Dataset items
>> BEGIN
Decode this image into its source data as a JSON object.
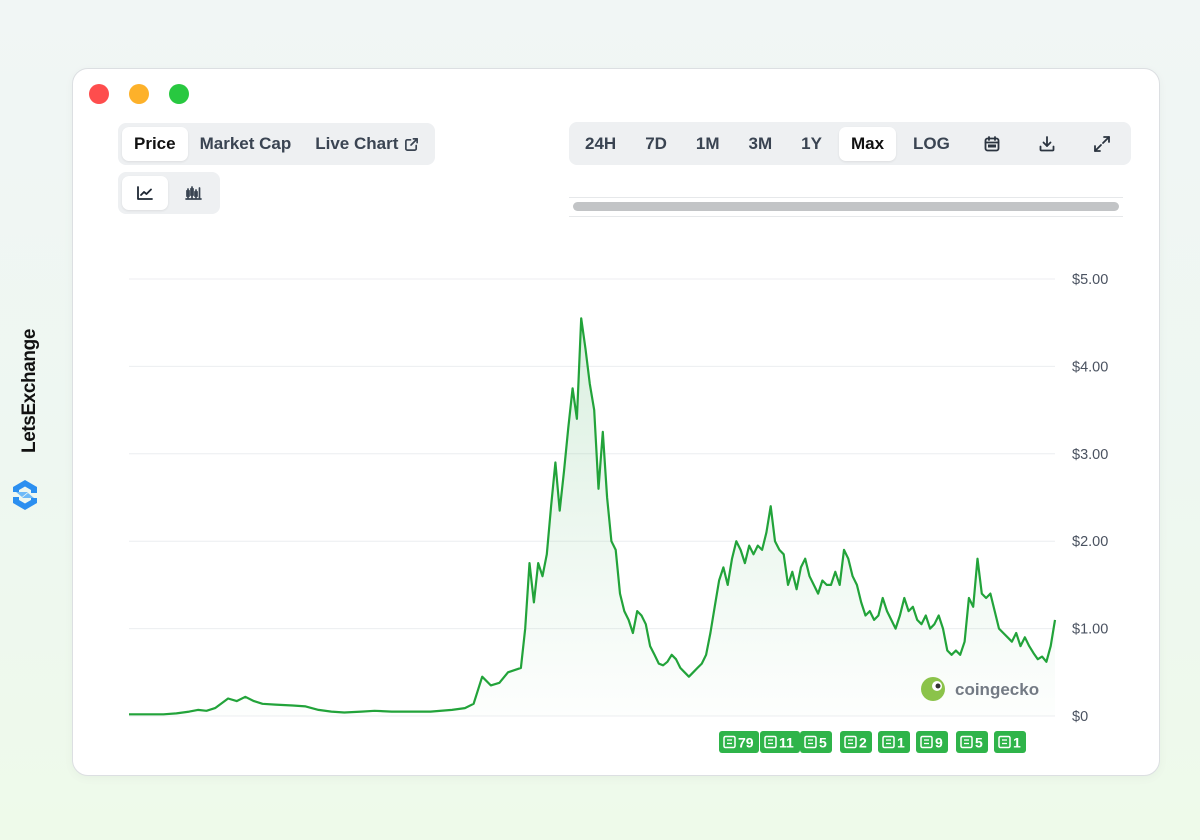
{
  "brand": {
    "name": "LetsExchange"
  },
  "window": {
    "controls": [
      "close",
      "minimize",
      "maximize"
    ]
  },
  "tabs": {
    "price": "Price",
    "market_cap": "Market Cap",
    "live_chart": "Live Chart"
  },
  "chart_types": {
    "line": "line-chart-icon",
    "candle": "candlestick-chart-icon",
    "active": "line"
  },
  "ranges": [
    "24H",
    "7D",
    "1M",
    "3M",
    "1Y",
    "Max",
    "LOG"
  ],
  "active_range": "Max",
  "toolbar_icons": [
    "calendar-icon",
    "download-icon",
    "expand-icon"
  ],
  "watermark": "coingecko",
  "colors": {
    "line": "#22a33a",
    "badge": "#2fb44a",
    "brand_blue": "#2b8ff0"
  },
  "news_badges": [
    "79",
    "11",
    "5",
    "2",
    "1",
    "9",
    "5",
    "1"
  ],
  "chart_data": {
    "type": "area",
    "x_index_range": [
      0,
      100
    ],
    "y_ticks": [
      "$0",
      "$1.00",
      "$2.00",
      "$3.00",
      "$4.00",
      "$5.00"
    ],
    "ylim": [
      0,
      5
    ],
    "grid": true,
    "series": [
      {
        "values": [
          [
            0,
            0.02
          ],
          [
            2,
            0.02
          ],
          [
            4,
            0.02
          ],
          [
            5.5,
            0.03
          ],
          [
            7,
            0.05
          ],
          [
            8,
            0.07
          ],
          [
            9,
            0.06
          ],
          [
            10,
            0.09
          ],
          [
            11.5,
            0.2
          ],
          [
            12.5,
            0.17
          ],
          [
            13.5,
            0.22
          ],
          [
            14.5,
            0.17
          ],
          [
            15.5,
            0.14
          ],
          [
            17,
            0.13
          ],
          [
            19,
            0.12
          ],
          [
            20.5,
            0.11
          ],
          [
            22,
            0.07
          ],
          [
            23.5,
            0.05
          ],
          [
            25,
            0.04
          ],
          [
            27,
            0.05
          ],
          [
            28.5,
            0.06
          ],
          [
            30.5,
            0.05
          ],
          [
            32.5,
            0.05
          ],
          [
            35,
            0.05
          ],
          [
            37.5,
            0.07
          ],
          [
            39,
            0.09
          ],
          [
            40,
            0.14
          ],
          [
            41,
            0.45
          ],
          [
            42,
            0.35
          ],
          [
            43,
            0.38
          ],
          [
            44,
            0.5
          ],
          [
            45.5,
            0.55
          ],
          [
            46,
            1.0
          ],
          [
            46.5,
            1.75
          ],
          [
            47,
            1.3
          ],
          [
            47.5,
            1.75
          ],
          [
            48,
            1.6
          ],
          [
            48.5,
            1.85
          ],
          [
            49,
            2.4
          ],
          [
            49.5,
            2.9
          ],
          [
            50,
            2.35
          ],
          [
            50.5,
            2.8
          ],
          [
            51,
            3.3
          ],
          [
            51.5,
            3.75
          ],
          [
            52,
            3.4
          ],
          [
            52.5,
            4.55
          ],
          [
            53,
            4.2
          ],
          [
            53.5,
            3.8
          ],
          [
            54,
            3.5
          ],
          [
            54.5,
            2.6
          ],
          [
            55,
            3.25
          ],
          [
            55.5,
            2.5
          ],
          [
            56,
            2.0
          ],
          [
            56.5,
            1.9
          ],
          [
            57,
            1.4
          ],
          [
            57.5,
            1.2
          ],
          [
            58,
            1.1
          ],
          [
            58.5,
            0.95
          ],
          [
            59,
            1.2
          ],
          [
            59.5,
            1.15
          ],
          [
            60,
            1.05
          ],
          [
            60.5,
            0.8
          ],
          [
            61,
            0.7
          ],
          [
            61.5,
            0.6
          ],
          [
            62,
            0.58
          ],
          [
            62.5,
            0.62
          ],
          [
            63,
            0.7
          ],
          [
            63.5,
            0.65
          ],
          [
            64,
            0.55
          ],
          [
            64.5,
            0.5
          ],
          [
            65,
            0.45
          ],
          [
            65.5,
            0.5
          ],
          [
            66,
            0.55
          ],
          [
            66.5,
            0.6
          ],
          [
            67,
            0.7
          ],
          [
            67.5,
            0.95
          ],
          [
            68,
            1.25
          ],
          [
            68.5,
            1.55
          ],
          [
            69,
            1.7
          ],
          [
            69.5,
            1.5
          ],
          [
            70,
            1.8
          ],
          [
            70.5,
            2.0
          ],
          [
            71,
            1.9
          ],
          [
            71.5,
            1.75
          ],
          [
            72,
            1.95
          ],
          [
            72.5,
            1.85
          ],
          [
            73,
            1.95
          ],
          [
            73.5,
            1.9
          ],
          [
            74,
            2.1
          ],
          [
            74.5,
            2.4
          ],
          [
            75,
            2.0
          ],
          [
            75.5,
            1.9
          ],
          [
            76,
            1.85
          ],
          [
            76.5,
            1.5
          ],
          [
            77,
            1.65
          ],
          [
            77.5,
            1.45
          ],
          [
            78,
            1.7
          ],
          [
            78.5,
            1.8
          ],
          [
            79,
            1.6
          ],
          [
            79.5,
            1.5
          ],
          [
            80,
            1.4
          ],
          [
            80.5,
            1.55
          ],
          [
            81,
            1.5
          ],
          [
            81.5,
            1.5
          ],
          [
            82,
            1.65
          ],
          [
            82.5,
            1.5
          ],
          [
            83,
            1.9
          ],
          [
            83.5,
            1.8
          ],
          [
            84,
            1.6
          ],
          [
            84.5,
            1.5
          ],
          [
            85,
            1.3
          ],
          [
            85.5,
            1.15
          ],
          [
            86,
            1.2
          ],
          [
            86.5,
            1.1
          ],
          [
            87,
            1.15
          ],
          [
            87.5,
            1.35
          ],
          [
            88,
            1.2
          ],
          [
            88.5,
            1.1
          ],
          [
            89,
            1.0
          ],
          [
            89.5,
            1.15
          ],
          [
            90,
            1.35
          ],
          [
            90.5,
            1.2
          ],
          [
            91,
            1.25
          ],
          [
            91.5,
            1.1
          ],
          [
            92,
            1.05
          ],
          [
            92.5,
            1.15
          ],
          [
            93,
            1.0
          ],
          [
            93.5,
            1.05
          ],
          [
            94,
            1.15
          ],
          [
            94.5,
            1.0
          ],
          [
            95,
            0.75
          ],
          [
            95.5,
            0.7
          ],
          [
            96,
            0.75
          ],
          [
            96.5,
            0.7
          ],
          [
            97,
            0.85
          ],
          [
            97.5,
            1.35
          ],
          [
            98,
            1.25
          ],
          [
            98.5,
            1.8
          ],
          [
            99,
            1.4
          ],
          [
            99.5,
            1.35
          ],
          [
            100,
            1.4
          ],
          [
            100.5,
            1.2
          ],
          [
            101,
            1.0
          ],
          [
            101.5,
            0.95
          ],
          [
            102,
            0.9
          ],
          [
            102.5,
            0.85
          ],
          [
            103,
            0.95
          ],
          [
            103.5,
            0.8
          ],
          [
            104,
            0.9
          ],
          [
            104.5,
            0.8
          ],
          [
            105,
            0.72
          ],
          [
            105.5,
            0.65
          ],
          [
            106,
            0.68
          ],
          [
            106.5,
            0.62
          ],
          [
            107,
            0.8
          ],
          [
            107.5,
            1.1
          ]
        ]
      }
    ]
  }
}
>> END
>> BEGIN
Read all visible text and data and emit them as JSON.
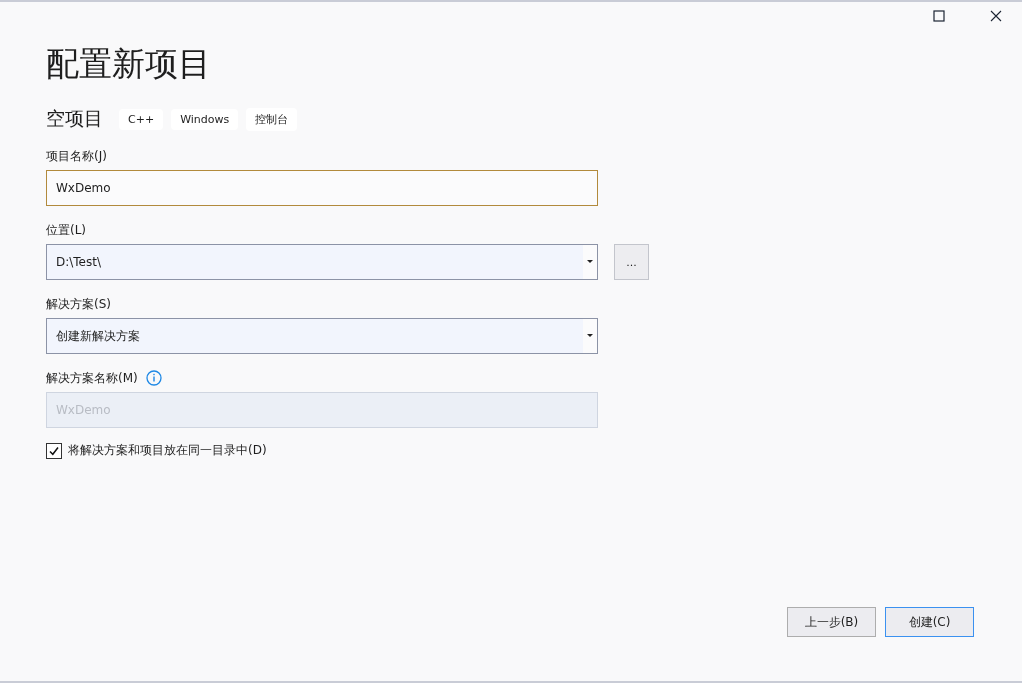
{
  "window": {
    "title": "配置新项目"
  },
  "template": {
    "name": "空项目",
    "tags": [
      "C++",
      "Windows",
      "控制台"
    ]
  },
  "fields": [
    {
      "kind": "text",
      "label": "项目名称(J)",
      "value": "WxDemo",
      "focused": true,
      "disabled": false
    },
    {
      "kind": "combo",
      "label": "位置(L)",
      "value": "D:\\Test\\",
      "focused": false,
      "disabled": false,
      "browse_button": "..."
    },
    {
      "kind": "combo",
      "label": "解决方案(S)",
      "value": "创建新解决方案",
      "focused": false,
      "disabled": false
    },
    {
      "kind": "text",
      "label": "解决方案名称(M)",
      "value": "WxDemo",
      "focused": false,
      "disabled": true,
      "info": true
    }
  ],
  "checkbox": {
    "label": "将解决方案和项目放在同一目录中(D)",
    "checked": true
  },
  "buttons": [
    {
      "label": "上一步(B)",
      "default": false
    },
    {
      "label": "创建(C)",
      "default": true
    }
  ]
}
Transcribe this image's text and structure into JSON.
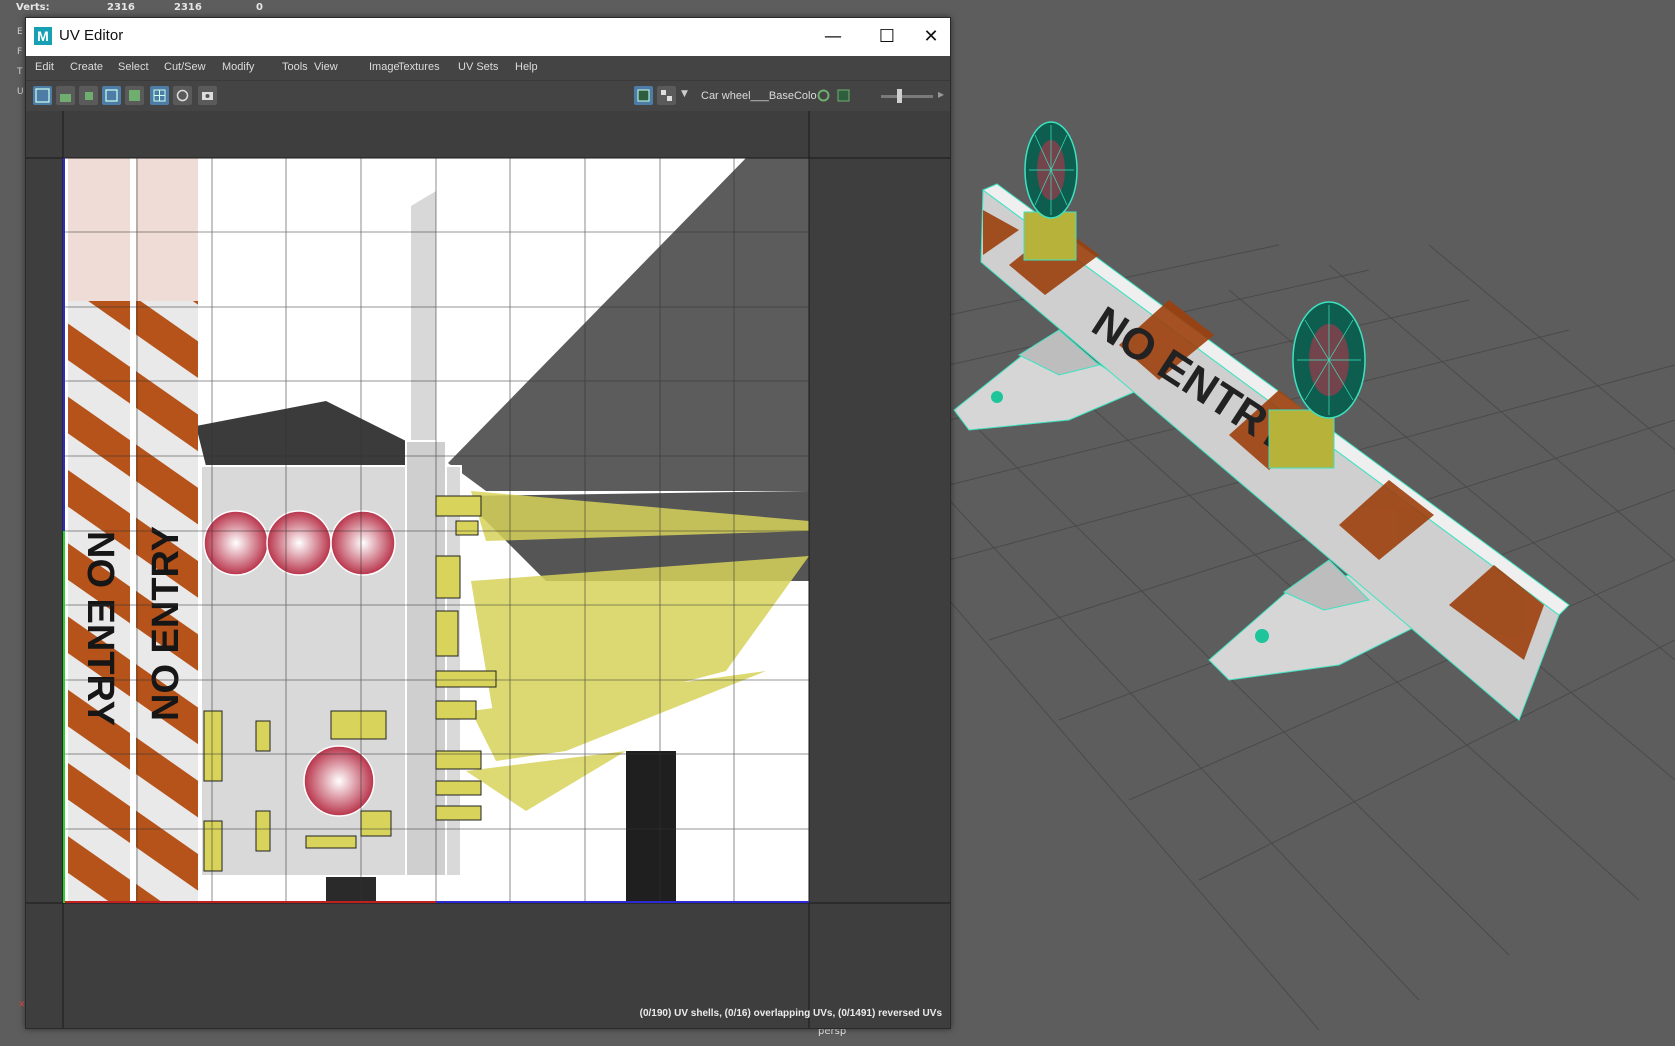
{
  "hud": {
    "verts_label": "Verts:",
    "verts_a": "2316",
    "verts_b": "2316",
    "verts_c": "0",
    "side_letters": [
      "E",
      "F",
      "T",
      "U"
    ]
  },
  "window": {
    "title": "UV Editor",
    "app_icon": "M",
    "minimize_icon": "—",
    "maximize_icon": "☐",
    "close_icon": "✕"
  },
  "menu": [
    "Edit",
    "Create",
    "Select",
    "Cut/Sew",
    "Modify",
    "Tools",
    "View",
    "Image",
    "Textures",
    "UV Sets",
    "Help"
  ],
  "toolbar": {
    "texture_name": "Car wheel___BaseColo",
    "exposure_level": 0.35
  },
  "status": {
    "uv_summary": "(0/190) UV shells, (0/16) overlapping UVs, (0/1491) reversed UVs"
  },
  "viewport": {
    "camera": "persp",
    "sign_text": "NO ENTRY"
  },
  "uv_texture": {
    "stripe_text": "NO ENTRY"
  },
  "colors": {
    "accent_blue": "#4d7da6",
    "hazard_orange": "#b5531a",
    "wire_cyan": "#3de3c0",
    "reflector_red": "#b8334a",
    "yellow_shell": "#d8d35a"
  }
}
>> END
### REQUIREMENT
Only lines with the string "JSON" belong in your answer; copy each one.

### CORRECT RESULT
Decode this image into its source data as a JSON object.
Read all visible text and data and emit them as JSON.
Transcribe this image's text and structure into JSON.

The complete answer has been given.